* Begin RECORDS SUPPLIED *
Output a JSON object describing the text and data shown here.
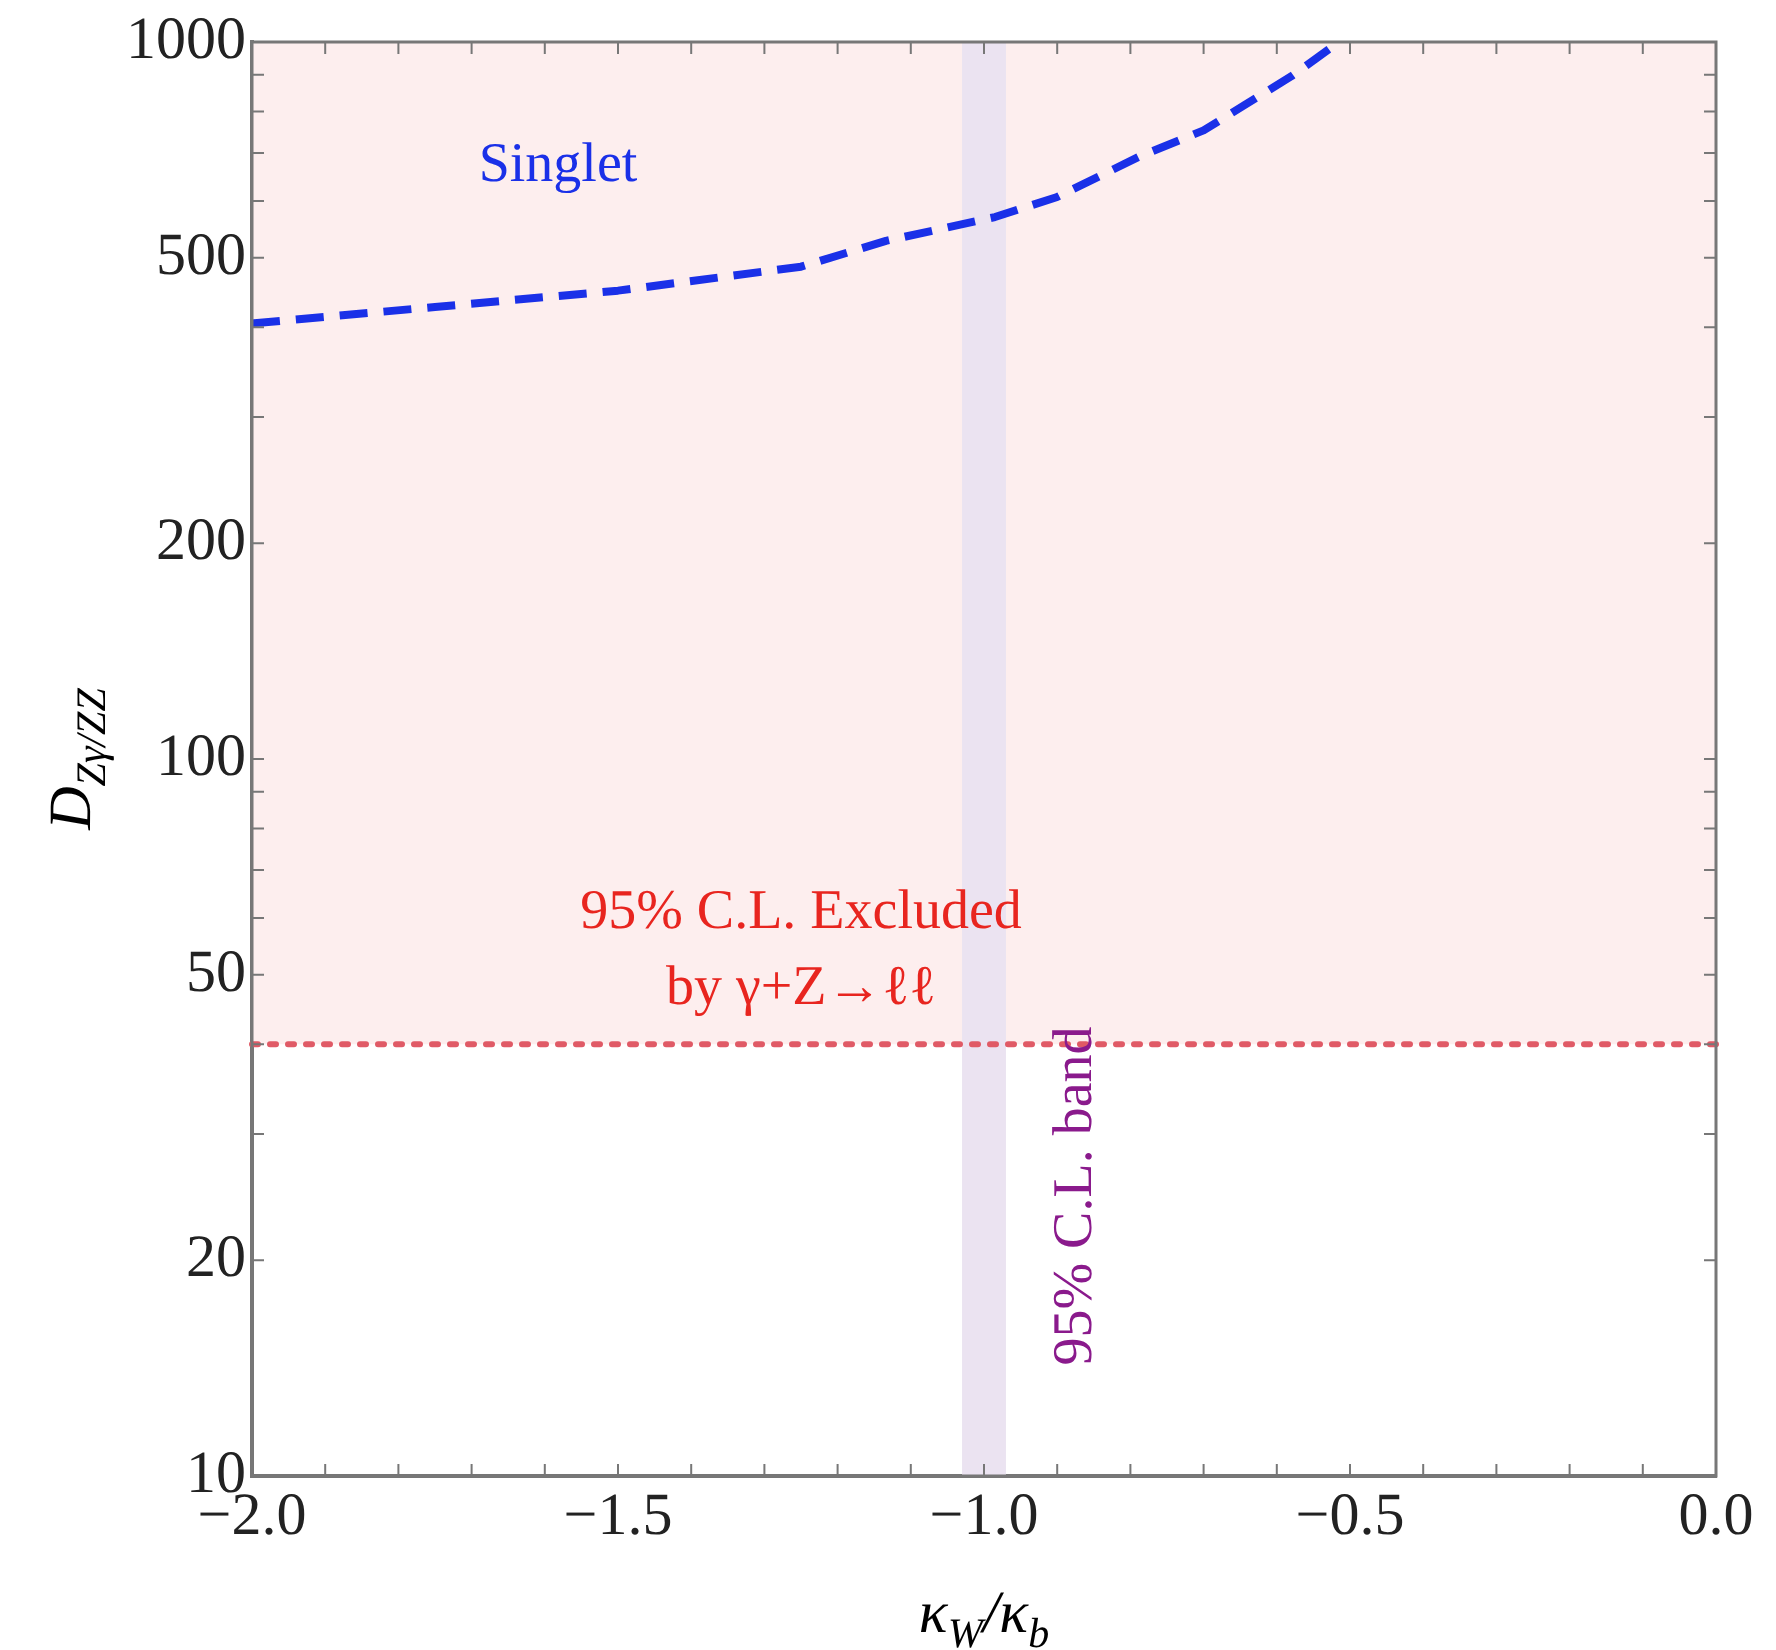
{
  "chart_data": {
    "type": "line",
    "xlabel": "κ$_{W}$/κ$_{b}$",
    "ylabel": "D$_{Zγ/ZZ}$",
    "log": "y",
    "grid": false,
    "legend": false,
    "marker": "none",
    "xlim": [
      -2,
      0
    ],
    "ylim": [
      10,
      1000
    ],
    "xticks": [
      {
        "value": -2,
        "label": "−2.0"
      },
      {
        "value": -1.9,
        "label": null
      },
      {
        "value": -1.8,
        "label": null
      },
      {
        "value": -1.7,
        "label": null
      },
      {
        "value": -1.6,
        "label": null
      },
      {
        "value": -1.5,
        "label": "−1.5"
      },
      {
        "value": -1.4,
        "label": null
      },
      {
        "value": -1.3,
        "label": null
      },
      {
        "value": -1.2,
        "label": null
      },
      {
        "value": -1.1,
        "label": null
      },
      {
        "value": -1,
        "label": "−1.0"
      },
      {
        "value": -0.9,
        "label": null
      },
      {
        "value": -0.8,
        "label": null
      },
      {
        "value": -0.7,
        "label": null
      },
      {
        "value": -0.6,
        "label": null
      },
      {
        "value": -0.5,
        "label": "−0.5"
      },
      {
        "value": -0.4,
        "label": null
      },
      {
        "value": -0.3,
        "label": null
      },
      {
        "value": -0.2,
        "label": null
      },
      {
        "value": -0.1,
        "label": null
      },
      {
        "value": 0,
        "label": "0.0"
      }
    ],
    "yticks": [
      10,
      20,
      {
        "value": 30,
        "label": null
      },
      {
        "value": 40,
        "label": null
      },
      50,
      {
        "value": 60,
        "label": null
      },
      {
        "value": 70,
        "label": null
      },
      {
        "value": 80,
        "label": null
      },
      {
        "value": 90,
        "label": null
      },
      100,
      200,
      {
        "value": 300,
        "label": null
      },
      {
        "value": 400,
        "label": null
      },
      500,
      {
        "value": 600,
        "label": null
      },
      {
        "value": 700,
        "label": null
      },
      {
        "value": 800,
        "label": null
      },
      {
        "value": 900,
        "label": null
      },
      1000
    ],
    "series": [
      {
        "name": "Singlet",
        "color": "#1a30e8",
        "line_style": "dashed",
        "x": [
          -2,
          -1.75,
          -1.5,
          -1.25,
          -1.134,
          -0.985,
          -0.9,
          -0.788,
          -0.7,
          -0.647,
          -0.58,
          -0.515
        ],
        "values": [
          405,
          427,
          450,
          486,
          528,
          570,
          608,
          692,
          753,
          813,
          896,
          1000
        ]
      }
    ],
    "bands": [
      {
        "axis": "y",
        "from": 40,
        "to": 1000,
        "label": "95% C.L. Excluded by γ+Z→ℓℓ",
        "color": "#fdeeee"
      },
      {
        "axis": "x",
        "from": -1.03,
        "to": -0.97,
        "label": "95% C.L. band",
        "color": "#ebe3f1"
      }
    ],
    "ref_lines": [
      {
        "axis": "y",
        "value": 40,
        "color": "#e05a66",
        "line_style": "dotted"
      }
    ]
  }
}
* End RECORDS SUPPLIED *
Reproduce the material in its entirety and word for word, without the pictures.

● FULL OUTPUT:
Output a JSON object describing the text and data shown here.
{
  "chart_data": {
    "type": "line",
    "xlabel": "κ$_{W}$/κ$_{b}$",
    "ylabel": "D$_{Zγ/ZZ}$",
    "log": "y",
    "grid": false,
    "legend": false,
    "marker": "none",
    "xlim": [
      -2,
      0
    ],
    "ylim": [
      10,
      1000
    ],
    "xticks": [
      {
        "value": -2,
        "label": "−2.0"
      },
      {
        "value": -1.9,
        "label": null
      },
      {
        "value": -1.8,
        "label": null
      },
      {
        "value": -1.7,
        "label": null
      },
      {
        "value": -1.6,
        "label": null
      },
      {
        "value": -1.5,
        "label": "−1.5"
      },
      {
        "value": -1.4,
        "label": null
      },
      {
        "value": -1.3,
        "label": null
      },
      {
        "value": -1.2,
        "label": null
      },
      {
        "value": -1.1,
        "label": null
      },
      {
        "value": -1,
        "label": "−1.0"
      },
      {
        "value": -0.9,
        "label": null
      },
      {
        "value": -0.8,
        "label": null
      },
      {
        "value": -0.7,
        "label": null
      },
      {
        "value": -0.6,
        "label": null
      },
      {
        "value": -0.5,
        "label": "−0.5"
      },
      {
        "value": -0.4,
        "label": null
      },
      {
        "value": -0.3,
        "label": null
      },
      {
        "value": -0.2,
        "label": null
      },
      {
        "value": -0.1,
        "label": null
      },
      {
        "value": 0,
        "label": "0.0"
      }
    ],
    "yticks": [
      10,
      20,
      {
        "value": 30,
        "label": null
      },
      {
        "value": 40,
        "label": null
      },
      50,
      {
        "value": 60,
        "label": null
      },
      {
        "value": 70,
        "label": null
      },
      {
        "value": 80,
        "label": null
      },
      {
        "value": 90,
        "label": null
      },
      100,
      200,
      {
        "value": 300,
        "label": null
      },
      {
        "value": 400,
        "label": null
      },
      500,
      {
        "value": 600,
        "label": null
      },
      {
        "value": 700,
        "label": null
      },
      {
        "value": 800,
        "label": null
      },
      {
        "value": 900,
        "label": null
      },
      1000
    ],
    "series": [
      {
        "name": "Singlet",
        "color": "#1a30e8",
        "line_style": "dashed",
        "x": [
          -2,
          -1.75,
          -1.5,
          -1.25,
          -1.134,
          -0.985,
          -0.9,
          -0.788,
          -0.7,
          -0.647,
          -0.58,
          -0.515
        ],
        "values": [
          405,
          427,
          450,
          486,
          528,
          570,
          608,
          692,
          753,
          813,
          896,
          1000
        ]
      }
    ],
    "bands": [
      {
        "axis": "y",
        "from": 40,
        "to": 1000,
        "label": "95% C.L. Excluded by γ+Z→ℓℓ",
        "color": "#fdeeee"
      },
      {
        "axis": "x",
        "from": -1.03,
        "to": -0.97,
        "label": "95% C.L. band",
        "color": "#ebe3f1"
      }
    ],
    "ref_lines": [
      {
        "axis": "y",
        "value": 40,
        "color": "#e05a66",
        "line_style": "dotted"
      }
    ]
  }
}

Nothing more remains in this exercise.